**OBJECTIVE**
Take every line from the material that has the word "проведения" in it.

═══ PROVIDED DATA ═══

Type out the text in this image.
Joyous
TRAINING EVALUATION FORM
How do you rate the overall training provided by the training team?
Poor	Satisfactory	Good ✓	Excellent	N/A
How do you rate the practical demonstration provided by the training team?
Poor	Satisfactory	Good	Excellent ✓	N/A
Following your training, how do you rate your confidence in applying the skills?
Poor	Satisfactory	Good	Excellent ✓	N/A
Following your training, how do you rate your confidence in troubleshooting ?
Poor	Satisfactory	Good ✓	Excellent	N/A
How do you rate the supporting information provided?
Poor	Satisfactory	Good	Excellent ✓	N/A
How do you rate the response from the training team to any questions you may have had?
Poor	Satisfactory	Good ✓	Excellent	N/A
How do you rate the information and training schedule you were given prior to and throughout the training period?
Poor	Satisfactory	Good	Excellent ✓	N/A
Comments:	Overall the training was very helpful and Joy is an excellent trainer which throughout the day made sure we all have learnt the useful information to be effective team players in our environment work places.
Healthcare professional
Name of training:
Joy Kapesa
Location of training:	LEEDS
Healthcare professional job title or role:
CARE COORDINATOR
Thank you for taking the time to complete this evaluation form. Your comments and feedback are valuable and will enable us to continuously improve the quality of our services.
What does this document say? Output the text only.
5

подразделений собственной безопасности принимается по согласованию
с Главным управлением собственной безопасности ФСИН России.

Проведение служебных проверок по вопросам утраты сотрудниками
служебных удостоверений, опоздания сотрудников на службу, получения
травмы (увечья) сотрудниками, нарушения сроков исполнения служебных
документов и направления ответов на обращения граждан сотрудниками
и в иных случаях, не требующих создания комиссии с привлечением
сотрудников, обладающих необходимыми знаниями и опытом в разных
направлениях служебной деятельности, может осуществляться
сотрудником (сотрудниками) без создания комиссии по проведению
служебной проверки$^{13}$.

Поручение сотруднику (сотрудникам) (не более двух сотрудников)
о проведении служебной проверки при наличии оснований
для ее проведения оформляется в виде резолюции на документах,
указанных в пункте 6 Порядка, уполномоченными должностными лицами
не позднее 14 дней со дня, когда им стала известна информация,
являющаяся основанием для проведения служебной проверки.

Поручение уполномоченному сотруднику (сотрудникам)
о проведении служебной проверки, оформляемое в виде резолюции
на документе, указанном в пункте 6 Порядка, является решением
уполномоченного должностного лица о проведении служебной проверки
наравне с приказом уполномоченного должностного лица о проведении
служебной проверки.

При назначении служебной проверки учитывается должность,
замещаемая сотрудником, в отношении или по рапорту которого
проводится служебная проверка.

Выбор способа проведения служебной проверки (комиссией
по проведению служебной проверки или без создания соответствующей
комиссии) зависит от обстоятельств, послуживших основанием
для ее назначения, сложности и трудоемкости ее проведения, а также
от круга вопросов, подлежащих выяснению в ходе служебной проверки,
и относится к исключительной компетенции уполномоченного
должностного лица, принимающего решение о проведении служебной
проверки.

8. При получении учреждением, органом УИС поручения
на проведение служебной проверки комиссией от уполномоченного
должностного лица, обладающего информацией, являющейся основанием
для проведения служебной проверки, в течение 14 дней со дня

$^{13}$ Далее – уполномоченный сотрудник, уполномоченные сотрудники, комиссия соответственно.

═══

**RESPONSE**
для ее проведения оформляется в виде резолюции на документах,
являющаяся основанием для проведения служебной проверки.
Выбор способа проведения служебной проверки (комиссией
для ее назначения, сложности и трудоемкости ее проведения, а также
для проведения служебной проверки, в течение 14 дней со дня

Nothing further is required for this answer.